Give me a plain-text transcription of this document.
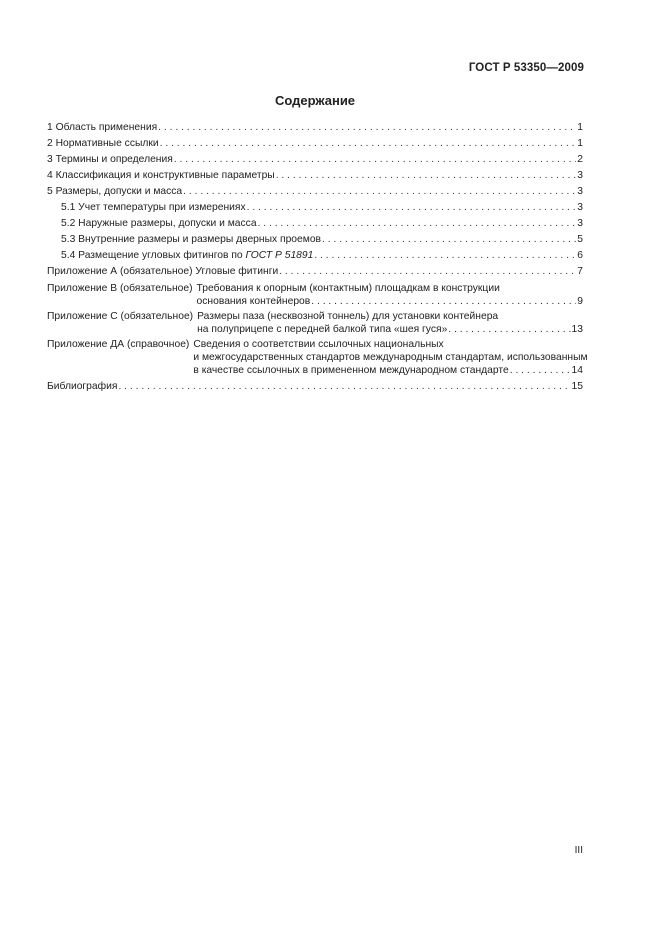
ГОСТ Р 53350—2009
Содержание
1 Область применения . . .	1
2 Нормативные ссылки . . .	1
3 Термины и определения . . .	2
4 Классификация и конструктивные параметры . . .	3
5 Размеры, допуски и масса . . .	3
5.1 Учет температуры при измерениях . . .	3
5.2 Наружные размеры, допуски и масса . . .	3
5.3 Внутренние размеры и размеры дверных проемов . . .	5
5.4 Размещение угловых фитингов по ГОСТ Р 51891 . . .	6
Приложение А (обязательное) Угловые фитинги . . .	7
Приложение В (обязательное) Требования к опорным (контактным) площадкам в конструкции
основания контейнеров . . .	9
Приложение С (обязательное) Размеры паза (несквозной тоннель) для установки контейнера
на полуприцепе с передней балкой типа «шея гуся» . . .	13
Приложение ДА (справочное) Сведения о соответствии ссылочных национальных
и межгосударственных стандартов международным стандартам, использованным
в качестве ссылочных в примененном международном стандарте . . .	14
Библиография . . .	15
III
-------------------------
#### YOUR TASK:
Every record must be copied exactly, with the pictures left out.

#### SOLUTION TO THE EXERCISE:
Give me a plain-text transcription of this document.
ГОСТ Р 53350—2009
Содержание
1 Область применения . . .	1
2 Нормативные ссылки . . .	1
3 Термины и определения . . .	2
4 Классификация и конструктивные параметры . . .	3
5 Размеры, допуски и масса . . .	3
5.1 Учет температуры при измерениях . . .	3
5.2 Наружные размеры, допуски и масса . . .	3
5.3 Внутренние размеры и размеры дверных проемов . . .	5
5.4 Размещение угловых фитингов по ГОСТ Р 51891 . . .	6
Приложение А (обязательное) Угловые фитинги . . .	7
Приложение В (обязательное) Требования к опорным (контактным) площадкам в конструкции
основания контейнеров . . .	9
Приложение С (обязательное) Размеры паза (несквозной тоннель) для установки контейнера
на полуприцепе с передней балкой типа «шея гуся» . . .	13
Приложение ДА (справочное) Сведения о соответствии ссылочных национальных
и межгосударственных стандартов международным стандартам, использованным
в качестве ссылочных в примененном международном стандарте . . .	14
Библиография . . .	15
III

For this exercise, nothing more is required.